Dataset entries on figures
** Begin **
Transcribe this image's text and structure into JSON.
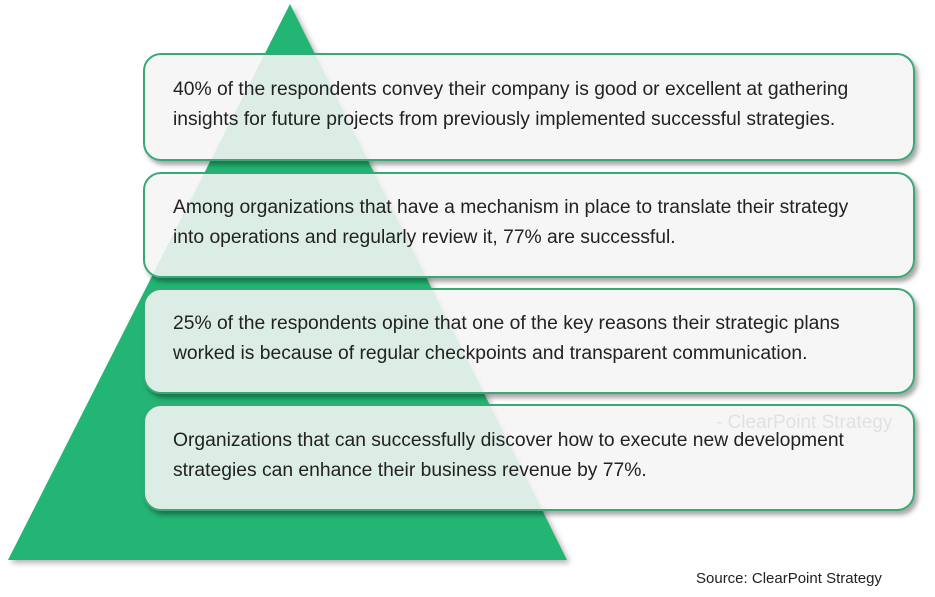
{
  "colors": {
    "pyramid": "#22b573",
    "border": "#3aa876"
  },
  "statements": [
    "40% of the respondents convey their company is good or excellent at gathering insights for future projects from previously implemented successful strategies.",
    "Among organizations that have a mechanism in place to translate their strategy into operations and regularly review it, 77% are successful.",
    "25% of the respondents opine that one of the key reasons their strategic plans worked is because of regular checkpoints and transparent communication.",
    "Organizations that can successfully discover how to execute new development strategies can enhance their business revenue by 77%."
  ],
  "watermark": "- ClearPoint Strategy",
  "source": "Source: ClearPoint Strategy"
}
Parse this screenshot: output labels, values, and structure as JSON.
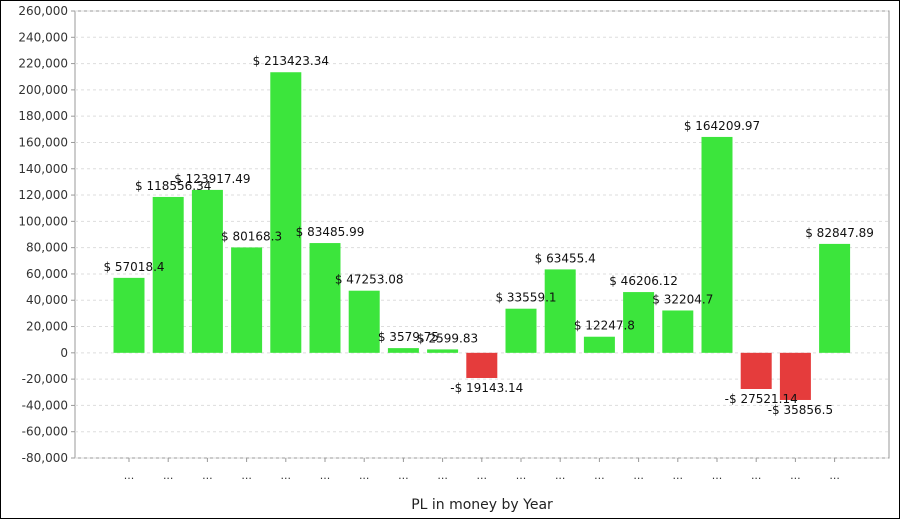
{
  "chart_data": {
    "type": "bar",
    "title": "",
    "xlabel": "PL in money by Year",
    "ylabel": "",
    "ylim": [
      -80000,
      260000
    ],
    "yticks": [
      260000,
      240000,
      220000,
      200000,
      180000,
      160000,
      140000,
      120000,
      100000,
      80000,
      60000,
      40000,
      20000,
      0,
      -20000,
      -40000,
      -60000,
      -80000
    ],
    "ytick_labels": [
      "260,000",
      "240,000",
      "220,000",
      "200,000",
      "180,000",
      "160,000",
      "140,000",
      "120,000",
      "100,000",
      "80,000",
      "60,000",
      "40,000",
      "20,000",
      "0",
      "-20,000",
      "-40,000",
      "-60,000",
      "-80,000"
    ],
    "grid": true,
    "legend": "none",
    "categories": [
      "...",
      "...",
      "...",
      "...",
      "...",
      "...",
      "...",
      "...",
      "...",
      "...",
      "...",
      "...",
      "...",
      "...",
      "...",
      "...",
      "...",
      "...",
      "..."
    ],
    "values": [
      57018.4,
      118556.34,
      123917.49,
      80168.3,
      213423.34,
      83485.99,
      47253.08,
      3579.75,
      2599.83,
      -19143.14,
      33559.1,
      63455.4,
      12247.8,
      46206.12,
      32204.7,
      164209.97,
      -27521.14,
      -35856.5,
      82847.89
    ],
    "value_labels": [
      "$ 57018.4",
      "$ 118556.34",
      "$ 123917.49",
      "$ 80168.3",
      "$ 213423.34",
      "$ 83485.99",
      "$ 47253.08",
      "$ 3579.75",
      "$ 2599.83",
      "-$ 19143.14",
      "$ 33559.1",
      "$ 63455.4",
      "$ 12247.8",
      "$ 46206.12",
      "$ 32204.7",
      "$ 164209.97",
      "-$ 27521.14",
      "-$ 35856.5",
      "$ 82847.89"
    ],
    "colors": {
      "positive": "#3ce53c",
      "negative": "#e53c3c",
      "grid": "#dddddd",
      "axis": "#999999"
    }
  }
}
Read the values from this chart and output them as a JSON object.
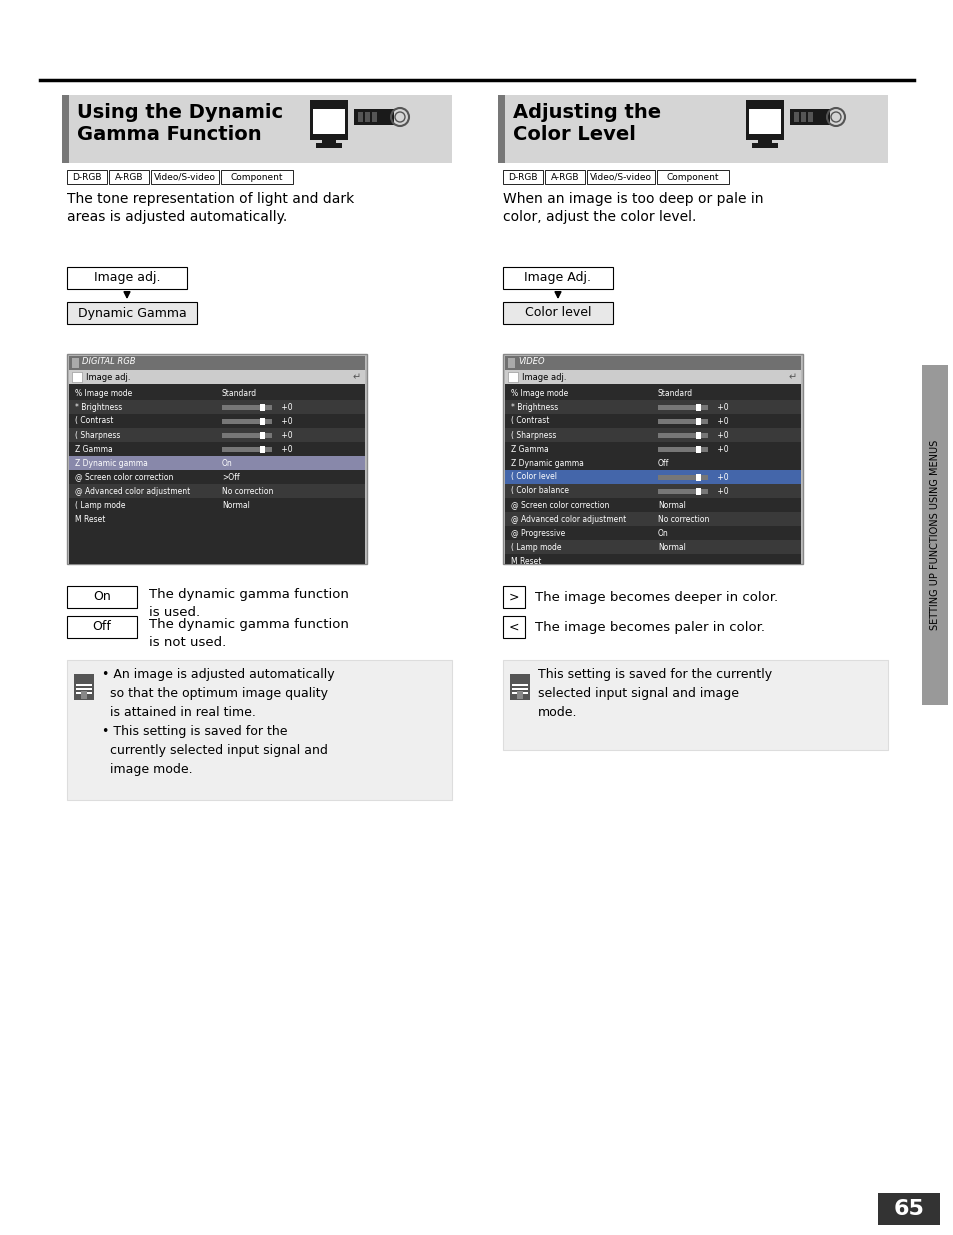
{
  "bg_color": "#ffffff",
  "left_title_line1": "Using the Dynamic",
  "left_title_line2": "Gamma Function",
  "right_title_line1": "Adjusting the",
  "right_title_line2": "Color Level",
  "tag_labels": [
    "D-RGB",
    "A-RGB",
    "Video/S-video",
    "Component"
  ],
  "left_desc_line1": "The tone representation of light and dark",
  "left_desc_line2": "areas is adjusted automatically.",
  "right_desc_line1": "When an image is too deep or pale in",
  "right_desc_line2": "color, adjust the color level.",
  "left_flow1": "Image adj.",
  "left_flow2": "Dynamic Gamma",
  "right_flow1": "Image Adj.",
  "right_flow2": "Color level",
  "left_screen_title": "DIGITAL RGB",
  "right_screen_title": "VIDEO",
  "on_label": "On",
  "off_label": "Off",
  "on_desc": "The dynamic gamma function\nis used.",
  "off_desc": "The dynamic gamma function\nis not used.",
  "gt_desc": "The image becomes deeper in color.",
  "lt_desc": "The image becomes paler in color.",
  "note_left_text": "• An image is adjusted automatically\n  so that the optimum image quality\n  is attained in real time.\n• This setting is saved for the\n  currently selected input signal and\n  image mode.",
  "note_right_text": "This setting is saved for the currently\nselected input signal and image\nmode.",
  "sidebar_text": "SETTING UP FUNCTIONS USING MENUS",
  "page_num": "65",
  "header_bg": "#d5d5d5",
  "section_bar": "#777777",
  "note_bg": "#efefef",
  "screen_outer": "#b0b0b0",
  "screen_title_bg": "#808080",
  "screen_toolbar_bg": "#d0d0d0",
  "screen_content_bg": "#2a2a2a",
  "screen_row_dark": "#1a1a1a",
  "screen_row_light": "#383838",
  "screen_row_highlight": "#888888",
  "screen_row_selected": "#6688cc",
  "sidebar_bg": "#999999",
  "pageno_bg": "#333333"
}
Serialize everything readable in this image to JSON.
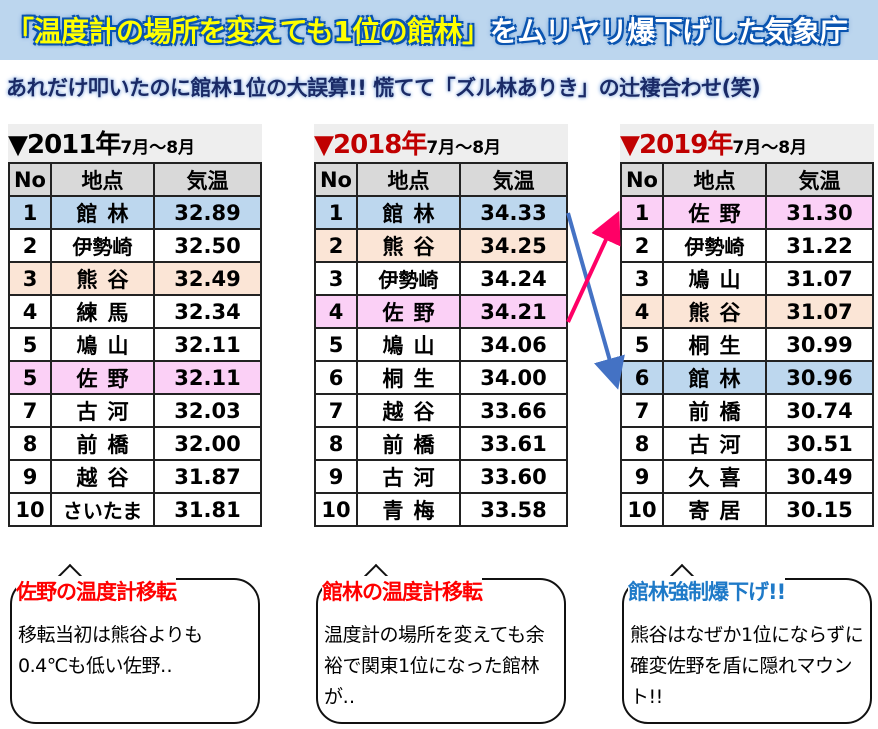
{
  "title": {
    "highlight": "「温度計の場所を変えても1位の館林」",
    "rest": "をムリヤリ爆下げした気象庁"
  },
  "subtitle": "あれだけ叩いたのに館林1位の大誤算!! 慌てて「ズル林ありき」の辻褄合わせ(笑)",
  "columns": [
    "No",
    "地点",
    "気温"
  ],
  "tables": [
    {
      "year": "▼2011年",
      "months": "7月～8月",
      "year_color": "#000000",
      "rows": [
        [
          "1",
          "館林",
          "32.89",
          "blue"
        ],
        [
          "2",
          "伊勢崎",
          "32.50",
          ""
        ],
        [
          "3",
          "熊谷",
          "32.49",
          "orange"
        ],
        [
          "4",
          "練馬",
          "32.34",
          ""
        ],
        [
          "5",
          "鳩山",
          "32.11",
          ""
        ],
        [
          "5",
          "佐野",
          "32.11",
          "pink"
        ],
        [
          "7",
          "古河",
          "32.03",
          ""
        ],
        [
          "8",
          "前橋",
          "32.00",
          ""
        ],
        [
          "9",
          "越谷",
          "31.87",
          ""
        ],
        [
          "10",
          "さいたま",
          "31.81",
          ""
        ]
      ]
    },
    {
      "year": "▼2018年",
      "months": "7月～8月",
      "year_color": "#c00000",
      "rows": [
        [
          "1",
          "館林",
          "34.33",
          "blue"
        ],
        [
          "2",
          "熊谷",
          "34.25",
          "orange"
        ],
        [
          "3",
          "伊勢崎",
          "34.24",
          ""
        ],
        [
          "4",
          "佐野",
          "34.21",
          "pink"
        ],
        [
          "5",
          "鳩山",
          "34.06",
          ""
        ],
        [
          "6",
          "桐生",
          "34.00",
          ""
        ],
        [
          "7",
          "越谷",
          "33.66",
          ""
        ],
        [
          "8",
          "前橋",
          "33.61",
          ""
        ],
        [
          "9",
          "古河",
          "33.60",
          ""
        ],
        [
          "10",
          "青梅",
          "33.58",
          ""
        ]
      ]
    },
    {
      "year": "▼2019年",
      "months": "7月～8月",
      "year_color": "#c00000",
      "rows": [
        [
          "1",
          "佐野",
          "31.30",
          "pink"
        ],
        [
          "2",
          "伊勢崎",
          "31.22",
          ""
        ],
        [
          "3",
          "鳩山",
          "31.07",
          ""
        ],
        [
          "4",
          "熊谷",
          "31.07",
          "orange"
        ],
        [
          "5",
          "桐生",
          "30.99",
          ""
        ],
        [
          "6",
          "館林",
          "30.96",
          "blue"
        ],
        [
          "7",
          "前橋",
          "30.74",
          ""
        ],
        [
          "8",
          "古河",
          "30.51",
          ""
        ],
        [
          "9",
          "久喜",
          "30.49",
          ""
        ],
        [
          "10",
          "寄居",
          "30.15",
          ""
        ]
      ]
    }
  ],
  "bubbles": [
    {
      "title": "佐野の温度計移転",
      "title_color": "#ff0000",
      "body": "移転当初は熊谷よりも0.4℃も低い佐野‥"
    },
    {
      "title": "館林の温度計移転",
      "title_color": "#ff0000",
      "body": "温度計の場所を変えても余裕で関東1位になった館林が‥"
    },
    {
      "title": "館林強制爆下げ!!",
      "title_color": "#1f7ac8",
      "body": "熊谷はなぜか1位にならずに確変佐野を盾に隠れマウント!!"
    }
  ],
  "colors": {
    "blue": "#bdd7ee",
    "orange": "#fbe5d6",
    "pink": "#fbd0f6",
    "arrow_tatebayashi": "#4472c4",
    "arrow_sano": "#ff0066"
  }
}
** End **
» STATED GOAL: Check each line of the records above for "respondents", and copy those that have it.

» WRITTEN ANSWER:
    "40% of the respondents convey their company is good or excellent at gathering insights for future projects from previously implemented successful strategies.",
    "25% of the respondents opine that one of the key reasons their strategic plans worked is because of regular checkpoints and transparent communication.",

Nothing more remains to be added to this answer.